[Start of Text segment]
- Born: June 21, 1874 Lanarkshire, Scotland
- Died: November 13, 1931 (aged 57) Westbury, Long Island
- Place of burial: Westbury Friends Cemetery Westbury, New York
- Allegiance: United States
- Branch: United States Navy
- Rank: Fireman Second Class
- Unit: U.S.S. Marblehead
- Conflicts: Spanish–American War
- Awards: Medal of Honor

= John Maxwell (Medal of Honor) =

John Maxwell (June 21, 1874 – November 13, 1931) was a fireman second class serving in the United States Navy during the Spanish–American War who received the Medal of Honor for bravery.

==Biography==
Maxwell was born June 21, 1874, in Scotland, and, after entering the navy was sent as a fireman second class to fight in the Spanish–American War aboard the U.S.S. Marblehead.

He died November 13, 1931, and is buried in Westbury Friends Cemetery Westbury, New York.

==Medal of Honor citation==
Rank and organization: Fireman Second Class, U.S. Navy. Born: 21 June 1874, Lanarkshire, Scotland, U.K. G.O. No.: 521, 7 July 1899.
[End of Text segment]
What to work on
a - In the John Maxwell biography, on which ship did Maxwell serve during the Spanish–American War?
b - From the John Maxwell biography, return the stretch from "John Maxwell (June" through "7 July 1899.", copied word for word.
c - According to the John Maxwell biography, why did Maxwell receive the Medal of Honor?
[Start of Supplied entries]
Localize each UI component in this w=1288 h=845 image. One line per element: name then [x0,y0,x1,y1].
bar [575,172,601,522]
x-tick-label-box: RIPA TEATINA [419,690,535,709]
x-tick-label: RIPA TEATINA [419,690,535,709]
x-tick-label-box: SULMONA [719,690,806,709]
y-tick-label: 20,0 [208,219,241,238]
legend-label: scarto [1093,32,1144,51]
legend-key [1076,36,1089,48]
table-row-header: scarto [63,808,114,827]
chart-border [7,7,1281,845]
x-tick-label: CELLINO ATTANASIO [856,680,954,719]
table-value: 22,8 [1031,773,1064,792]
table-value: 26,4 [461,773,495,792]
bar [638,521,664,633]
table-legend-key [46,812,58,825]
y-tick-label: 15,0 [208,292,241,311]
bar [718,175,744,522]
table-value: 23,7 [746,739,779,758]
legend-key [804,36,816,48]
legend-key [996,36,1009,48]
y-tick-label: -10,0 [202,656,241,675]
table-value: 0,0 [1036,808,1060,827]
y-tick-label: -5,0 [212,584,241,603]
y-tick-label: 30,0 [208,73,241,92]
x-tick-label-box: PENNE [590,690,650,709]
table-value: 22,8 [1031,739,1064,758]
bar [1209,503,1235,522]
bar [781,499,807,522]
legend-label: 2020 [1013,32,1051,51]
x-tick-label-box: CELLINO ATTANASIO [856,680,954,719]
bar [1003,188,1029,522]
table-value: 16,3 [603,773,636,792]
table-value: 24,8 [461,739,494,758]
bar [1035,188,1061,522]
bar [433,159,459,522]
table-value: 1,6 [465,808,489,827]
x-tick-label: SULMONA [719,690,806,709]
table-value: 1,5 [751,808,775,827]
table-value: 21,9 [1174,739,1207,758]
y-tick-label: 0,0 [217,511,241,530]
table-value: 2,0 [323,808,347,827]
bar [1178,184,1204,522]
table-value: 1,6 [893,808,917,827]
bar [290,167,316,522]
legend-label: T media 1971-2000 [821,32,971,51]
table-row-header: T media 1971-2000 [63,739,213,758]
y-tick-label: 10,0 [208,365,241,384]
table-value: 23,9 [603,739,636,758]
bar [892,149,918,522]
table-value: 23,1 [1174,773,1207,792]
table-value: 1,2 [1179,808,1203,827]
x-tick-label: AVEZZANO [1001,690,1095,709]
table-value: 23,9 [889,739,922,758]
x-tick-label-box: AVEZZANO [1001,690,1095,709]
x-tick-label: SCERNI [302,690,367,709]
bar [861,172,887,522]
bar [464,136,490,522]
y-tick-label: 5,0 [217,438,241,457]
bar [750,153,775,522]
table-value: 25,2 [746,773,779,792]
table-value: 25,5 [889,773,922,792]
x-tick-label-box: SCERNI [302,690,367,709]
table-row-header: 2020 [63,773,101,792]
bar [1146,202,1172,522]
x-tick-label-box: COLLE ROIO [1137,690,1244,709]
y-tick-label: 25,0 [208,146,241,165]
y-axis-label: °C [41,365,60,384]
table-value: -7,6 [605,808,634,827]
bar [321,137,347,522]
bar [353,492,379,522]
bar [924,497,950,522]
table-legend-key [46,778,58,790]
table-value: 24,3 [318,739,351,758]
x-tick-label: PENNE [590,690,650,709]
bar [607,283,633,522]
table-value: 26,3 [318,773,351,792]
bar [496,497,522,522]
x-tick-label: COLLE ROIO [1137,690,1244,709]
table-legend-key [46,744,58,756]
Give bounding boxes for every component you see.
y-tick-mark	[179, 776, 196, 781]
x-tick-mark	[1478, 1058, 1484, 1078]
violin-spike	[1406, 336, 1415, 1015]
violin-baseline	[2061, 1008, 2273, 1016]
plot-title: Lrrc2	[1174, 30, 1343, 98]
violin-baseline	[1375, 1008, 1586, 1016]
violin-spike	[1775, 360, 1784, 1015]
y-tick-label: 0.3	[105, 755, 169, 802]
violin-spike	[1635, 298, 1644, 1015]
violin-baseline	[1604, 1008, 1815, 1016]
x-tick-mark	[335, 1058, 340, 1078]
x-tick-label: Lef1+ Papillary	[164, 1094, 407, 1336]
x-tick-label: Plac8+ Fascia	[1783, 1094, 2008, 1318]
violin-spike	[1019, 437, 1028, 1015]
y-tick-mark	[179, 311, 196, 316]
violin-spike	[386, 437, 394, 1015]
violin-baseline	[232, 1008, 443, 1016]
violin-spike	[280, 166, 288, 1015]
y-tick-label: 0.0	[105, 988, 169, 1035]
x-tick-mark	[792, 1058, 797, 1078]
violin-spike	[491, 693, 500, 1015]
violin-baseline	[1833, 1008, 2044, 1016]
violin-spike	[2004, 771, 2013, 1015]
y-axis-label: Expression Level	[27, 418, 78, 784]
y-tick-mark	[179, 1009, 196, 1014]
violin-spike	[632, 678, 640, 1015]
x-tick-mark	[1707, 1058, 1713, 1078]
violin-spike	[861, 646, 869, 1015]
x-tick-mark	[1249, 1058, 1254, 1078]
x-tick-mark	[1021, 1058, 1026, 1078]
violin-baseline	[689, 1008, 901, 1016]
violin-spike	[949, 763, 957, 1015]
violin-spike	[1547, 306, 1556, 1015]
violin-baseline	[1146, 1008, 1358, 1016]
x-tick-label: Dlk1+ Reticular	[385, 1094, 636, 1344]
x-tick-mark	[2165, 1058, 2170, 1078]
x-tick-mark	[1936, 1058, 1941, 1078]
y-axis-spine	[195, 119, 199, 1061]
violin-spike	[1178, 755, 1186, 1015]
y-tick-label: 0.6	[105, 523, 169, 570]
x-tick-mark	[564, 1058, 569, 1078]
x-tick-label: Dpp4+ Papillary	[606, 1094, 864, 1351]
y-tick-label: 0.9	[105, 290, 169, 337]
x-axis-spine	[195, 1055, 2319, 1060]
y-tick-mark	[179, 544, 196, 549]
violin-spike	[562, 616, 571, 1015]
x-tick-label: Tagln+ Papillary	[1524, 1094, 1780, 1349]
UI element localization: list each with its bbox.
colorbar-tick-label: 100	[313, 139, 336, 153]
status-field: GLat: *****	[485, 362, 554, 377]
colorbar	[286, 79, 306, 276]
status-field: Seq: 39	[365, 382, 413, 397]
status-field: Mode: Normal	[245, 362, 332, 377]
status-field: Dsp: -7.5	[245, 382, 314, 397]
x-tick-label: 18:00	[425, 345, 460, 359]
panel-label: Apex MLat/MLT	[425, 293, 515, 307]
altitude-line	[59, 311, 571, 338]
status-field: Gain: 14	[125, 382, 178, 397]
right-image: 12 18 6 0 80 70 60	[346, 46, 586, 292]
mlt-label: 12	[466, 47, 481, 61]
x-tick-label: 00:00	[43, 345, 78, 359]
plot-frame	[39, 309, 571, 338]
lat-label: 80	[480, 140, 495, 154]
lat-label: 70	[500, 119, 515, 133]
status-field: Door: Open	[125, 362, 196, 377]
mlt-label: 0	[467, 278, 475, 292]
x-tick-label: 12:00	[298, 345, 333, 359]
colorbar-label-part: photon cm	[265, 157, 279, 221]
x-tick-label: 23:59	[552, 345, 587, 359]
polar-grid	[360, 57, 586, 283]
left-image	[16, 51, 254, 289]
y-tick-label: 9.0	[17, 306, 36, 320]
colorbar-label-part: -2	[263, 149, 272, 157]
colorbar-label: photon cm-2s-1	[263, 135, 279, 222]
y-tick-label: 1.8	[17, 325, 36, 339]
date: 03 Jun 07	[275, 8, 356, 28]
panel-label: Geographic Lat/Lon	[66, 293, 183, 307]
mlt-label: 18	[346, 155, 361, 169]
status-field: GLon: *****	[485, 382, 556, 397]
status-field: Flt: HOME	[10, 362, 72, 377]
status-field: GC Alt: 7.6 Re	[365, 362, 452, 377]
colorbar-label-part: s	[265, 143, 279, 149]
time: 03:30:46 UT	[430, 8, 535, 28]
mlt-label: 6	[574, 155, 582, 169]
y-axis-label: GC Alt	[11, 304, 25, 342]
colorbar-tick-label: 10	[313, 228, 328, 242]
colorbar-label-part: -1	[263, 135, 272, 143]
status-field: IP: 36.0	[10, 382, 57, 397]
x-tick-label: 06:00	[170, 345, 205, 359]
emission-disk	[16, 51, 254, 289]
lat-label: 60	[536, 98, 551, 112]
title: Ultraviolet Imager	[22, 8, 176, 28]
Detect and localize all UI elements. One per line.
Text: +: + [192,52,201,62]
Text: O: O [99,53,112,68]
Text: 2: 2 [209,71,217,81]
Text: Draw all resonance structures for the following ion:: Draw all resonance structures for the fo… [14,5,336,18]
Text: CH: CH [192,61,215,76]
[End of Supplied entries]
Exercise results
a - The U.S.S. Marblehead.

b -
John Maxwell (June 21, 1874 – November 13, 1931) was a fireman second class serving in the United States Navy during the Spanish–American War who received the Medal of Honor for bravery.

==Biography==
Maxwell was born June 21, 1874, in Scotland, and, after entering the navy was sent as a fireman second class to fight in the Spanish–American War aboard the U.S.S. Marblehead.

He died November 13, 1931, and is buried in Westbury Friends Cemetery Westbury, New York.

==Medal of Honor citation==
Rank and organization: Fireman Second Class, U.S. Navy. Born: 21 June 1874, Lanarkshire, Scotland, U.K. G.O. No.: 521, 7 July 1899.

c - He received the Medal of Honor for bravery while serving as a fireman second class in the United States Navy during the Spanish–American War.